Figure record extracts:
□ □ □ □ □ □ □
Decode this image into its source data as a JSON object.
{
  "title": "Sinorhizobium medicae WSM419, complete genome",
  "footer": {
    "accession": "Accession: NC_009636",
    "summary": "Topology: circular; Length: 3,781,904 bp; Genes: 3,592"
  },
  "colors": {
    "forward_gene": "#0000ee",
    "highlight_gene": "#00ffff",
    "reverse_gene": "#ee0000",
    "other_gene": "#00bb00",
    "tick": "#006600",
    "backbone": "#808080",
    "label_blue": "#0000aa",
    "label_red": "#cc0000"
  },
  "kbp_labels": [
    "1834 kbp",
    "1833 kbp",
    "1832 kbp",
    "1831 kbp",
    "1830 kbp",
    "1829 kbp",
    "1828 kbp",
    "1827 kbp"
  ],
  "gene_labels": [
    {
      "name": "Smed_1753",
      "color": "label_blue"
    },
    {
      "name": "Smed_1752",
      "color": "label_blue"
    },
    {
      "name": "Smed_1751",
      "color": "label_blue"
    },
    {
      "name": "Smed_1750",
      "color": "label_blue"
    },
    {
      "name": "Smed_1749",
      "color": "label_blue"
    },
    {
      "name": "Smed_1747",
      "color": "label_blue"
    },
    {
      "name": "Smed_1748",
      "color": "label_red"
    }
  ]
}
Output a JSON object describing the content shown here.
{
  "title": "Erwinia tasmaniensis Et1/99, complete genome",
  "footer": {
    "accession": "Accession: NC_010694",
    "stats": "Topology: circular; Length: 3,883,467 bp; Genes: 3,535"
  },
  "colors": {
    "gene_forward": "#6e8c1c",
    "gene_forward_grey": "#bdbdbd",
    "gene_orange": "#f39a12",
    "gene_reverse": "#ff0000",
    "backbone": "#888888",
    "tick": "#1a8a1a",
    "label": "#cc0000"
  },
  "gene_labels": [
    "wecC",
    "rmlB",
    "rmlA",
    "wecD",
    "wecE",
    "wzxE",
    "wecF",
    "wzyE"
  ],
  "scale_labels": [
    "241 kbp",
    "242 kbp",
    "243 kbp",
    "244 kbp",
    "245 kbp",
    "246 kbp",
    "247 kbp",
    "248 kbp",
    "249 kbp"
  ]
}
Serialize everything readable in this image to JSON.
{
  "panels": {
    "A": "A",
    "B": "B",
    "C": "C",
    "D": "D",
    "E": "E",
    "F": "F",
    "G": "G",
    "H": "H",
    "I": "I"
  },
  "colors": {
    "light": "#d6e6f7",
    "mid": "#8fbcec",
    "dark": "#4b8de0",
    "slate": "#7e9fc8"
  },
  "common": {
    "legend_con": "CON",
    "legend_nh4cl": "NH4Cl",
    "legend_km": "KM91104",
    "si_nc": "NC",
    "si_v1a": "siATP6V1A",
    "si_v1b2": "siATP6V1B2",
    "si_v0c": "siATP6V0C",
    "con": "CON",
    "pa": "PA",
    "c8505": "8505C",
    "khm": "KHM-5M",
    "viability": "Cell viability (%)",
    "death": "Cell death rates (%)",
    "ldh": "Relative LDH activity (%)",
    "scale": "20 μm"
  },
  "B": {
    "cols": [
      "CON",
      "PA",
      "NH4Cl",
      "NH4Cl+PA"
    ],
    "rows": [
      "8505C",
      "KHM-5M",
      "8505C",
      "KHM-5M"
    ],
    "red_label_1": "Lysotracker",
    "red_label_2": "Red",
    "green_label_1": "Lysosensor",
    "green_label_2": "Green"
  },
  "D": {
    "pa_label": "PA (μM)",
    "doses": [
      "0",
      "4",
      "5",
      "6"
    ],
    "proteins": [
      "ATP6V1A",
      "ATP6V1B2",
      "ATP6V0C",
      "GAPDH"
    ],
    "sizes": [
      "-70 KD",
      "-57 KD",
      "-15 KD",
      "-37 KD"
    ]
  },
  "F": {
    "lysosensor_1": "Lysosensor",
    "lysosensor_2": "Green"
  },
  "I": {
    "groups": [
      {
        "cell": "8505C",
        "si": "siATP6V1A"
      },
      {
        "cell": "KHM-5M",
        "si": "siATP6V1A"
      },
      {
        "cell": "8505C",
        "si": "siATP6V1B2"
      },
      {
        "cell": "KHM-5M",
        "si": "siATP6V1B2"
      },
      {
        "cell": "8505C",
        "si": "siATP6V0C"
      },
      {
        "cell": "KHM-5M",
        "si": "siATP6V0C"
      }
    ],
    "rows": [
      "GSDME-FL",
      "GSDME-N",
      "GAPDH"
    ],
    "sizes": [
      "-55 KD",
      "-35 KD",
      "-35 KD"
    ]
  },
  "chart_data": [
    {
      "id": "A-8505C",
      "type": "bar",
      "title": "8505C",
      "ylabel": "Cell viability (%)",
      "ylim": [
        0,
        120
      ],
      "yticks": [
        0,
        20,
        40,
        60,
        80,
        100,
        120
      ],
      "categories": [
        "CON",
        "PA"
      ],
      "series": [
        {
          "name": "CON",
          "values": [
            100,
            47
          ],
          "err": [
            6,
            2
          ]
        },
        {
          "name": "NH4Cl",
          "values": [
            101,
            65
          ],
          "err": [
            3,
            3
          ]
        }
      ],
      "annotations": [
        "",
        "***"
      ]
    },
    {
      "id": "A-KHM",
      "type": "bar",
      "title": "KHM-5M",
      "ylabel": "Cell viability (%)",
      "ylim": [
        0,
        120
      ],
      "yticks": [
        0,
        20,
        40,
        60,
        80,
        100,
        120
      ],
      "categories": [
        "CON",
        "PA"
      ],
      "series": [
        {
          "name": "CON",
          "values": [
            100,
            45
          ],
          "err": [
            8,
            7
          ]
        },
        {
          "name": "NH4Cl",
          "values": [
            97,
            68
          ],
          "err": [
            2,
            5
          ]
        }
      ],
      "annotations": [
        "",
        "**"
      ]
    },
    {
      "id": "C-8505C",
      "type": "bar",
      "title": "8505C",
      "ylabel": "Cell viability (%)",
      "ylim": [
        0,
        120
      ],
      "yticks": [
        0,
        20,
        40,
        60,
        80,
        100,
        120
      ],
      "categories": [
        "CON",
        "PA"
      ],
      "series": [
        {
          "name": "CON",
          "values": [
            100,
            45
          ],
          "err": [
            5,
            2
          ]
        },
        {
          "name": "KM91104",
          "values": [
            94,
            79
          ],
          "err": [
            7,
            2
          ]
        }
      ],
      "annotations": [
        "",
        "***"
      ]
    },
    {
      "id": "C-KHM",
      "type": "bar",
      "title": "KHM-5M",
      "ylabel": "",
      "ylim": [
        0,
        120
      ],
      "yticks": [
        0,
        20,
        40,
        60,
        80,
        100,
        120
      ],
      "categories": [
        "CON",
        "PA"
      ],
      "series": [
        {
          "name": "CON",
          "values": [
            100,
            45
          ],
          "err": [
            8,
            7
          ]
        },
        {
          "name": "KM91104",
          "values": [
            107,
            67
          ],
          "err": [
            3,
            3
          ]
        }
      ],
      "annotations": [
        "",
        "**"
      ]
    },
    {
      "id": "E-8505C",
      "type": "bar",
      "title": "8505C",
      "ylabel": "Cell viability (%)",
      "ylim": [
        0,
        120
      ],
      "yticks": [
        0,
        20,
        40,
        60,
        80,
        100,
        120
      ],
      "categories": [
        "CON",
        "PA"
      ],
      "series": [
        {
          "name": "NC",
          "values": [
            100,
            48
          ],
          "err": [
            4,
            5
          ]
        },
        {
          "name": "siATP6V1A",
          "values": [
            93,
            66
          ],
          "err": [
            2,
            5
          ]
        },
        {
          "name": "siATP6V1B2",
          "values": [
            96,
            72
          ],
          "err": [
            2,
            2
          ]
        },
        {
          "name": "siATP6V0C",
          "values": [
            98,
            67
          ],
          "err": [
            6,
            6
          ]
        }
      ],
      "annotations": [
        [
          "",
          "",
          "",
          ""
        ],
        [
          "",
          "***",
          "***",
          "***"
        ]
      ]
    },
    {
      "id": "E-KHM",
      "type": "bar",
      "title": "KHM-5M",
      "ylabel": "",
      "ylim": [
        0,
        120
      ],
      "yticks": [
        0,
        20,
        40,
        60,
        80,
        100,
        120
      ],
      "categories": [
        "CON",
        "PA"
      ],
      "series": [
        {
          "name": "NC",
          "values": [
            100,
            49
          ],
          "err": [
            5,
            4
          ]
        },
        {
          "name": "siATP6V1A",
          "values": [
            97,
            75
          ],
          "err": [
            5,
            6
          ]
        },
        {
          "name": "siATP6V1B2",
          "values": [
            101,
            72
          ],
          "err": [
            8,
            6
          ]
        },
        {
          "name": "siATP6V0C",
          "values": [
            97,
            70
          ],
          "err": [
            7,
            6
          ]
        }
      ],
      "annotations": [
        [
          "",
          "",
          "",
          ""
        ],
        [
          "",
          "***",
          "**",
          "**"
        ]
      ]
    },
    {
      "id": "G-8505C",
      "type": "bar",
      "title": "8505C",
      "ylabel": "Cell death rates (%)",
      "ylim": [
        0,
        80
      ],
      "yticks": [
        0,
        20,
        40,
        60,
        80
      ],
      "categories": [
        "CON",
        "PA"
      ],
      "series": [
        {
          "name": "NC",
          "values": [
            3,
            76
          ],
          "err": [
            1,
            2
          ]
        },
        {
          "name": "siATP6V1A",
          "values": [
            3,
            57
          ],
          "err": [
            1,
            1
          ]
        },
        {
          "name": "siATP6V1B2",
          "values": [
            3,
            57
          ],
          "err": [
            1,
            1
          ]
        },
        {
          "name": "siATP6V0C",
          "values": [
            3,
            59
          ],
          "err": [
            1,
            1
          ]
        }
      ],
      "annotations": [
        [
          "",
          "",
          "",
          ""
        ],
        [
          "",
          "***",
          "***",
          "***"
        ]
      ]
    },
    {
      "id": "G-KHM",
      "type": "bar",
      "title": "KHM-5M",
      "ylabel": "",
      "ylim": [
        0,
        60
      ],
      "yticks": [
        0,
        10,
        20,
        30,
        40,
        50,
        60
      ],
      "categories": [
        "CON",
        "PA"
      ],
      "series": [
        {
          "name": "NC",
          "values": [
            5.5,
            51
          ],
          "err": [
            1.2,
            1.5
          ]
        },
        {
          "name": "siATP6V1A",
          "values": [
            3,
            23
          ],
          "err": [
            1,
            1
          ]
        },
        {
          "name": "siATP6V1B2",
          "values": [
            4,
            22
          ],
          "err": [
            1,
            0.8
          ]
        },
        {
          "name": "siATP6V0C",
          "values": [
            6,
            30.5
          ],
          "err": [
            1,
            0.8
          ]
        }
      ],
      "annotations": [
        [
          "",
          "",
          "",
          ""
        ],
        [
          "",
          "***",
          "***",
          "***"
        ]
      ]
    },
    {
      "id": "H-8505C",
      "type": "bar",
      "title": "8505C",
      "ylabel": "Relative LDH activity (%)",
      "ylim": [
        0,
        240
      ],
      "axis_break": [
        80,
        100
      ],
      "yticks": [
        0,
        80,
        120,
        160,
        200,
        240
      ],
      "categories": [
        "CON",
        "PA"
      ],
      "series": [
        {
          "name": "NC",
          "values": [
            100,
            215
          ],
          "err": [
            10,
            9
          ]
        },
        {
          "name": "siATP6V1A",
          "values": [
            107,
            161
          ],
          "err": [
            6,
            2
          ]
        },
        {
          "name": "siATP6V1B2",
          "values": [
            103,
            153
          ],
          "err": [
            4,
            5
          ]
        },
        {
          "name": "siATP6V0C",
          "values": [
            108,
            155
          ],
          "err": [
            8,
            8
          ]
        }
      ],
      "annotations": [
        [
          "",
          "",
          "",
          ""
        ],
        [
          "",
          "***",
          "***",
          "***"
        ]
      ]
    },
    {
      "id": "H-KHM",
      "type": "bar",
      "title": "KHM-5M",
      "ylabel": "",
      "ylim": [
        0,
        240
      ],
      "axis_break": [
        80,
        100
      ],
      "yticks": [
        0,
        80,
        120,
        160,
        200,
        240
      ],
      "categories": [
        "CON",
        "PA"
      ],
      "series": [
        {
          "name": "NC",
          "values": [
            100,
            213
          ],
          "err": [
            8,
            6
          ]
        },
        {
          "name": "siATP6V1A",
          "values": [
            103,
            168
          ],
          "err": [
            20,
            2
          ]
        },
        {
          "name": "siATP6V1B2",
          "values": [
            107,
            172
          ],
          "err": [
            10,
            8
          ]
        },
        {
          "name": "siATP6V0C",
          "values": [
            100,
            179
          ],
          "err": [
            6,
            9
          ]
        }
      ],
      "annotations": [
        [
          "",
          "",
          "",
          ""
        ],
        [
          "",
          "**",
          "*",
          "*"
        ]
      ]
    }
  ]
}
□ □ □ □ □ □ □
Wherever a line in the entries holds "Relative", copy that line.

Task solution =
    "ldh": "Relative LDH activity (%)",
      "ylabel": "Relative LDH activity (%)",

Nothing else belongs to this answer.